Trecho do texto →

O direito de participar (ou não) na infância: estratégias e poderes

Karla J. R. de Mendonça, Doutoranda em Sociologia pela Universidade Federal da Paraíba, João Pessoa, PB, Brasil.

Flávia Ferreira Pires, Professora na Pós-Graduação em Sociologia e Pós-Graduação em Antropologia da Universidade Federal da Paraíba, João Pessoa, PB, Brasil.

O artigo “A gente vinha porque queria e não porque era pressionado”: crianças e direitos de participação” é um dos resultados da dissertação de mestrado em sociologia (MENDONÇA, 2018) a respeito de como as crianças aprendiam e experienciavam a prática de tocar instrumentos de percussão no grupo Tambores do Tempo, na Escola Viva Olho do Tempo (EVOT), bairro de Gramame, região periférica de João Pessoa-PB. Foi proposto um diálogo entre os estudos sociológicos e antropológicos das infâncias/crianças com os dados empíricos emergidos com as crianças na instituição. A pesquisa de campo caminhou por meio da observação participante por parte de uma das autoras, no engajamento das/com as experiências e práticas das crianças, em um empreendimento etnográfico envolvido de modo imaginativo e reflexivo no que pôde ser sentido no campo.

Entre o imprevisível, as crianças em Gramame contam caminhar, correr e pedalar de casa para duas instituições de segunda a sexta: a escola regular e a EVOT. A instituição (OSCIP-C.H.P. Escola Viva Olho do Tempo) atende uma média de 120 crianças a partir de 6 anos, na qual se encontram frequentando efetivamente jovens de até 18 anos no momento desta pesquisa. À luz do ECA e da Lei da Primeira Infância, analisamos como as crianças entendem e vivenciam os direitos de “organização e participação” (BRASIL, 1990, art. 53, §IV) nas atividades educacionais da Escola Viva Olho do Tempo e fazem (re)nascer oportunidades de politicamente aprender, dialogar, intervir e transformar as relações de acordo com suas intenções e produções. Entende-se que esses espaços-tempos são dinâmicos e que, apesar da estrutura adultocêntrica, as crianças procuram resistir e reinventar seus lugares no cotidiano em experiências que revelam a alteridade de seus movimentos, aprendizagens e emoções que (se) transformam o/no tecido social, renovando-o no diálogo entre o passado e o presente.

Informações fornecidas →

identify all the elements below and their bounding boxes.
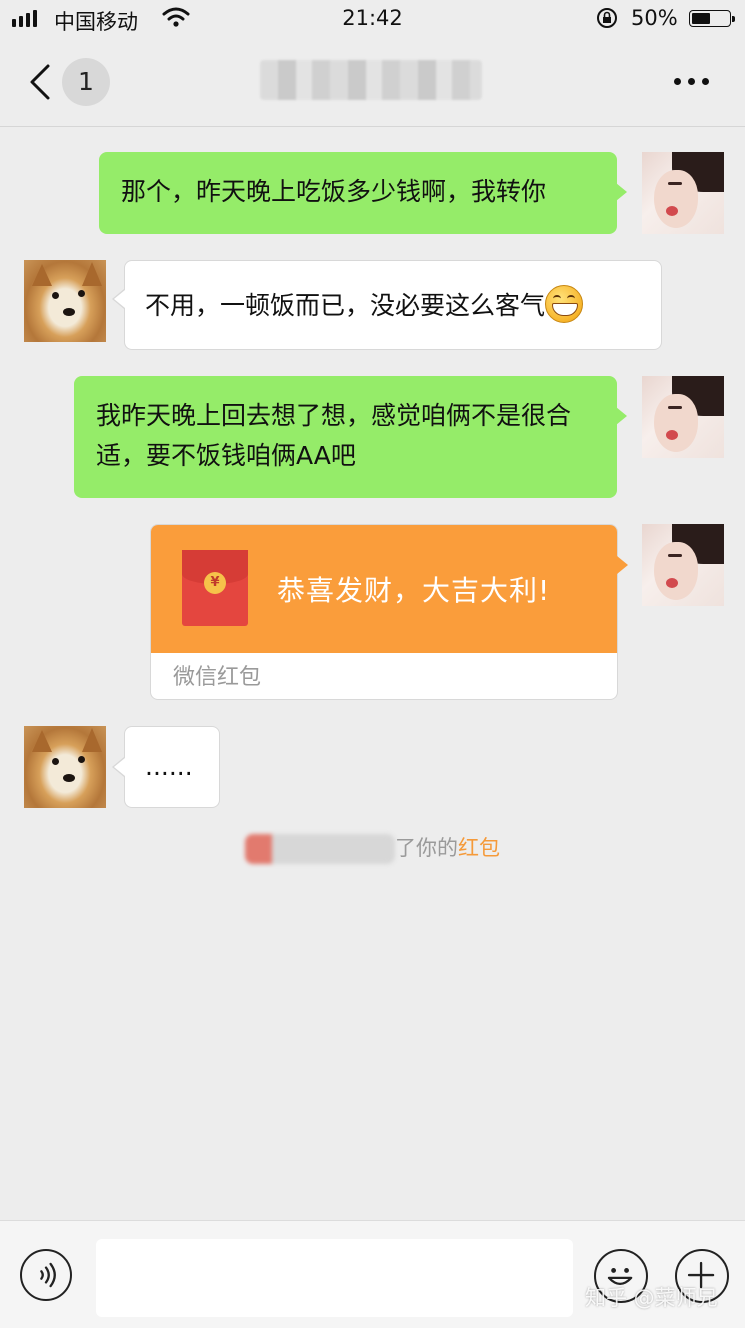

Desafio →
Transcreva, por favor, a parte do texto sobre o direito de participação das crianças que vai de "Flávia Ferreira Pires, Professora" até "da Universidade Federal da Paraíba, João Pessoa, PB, Brasil.", incluindo essas palavras.

Resposta →
Flávia Ferreira Pires, Professora na Pós-Graduação em Sociologia e Pós-Graduação em Antropologia da Universidade Federal da Paraíba, João Pessoa, PB, Brasil.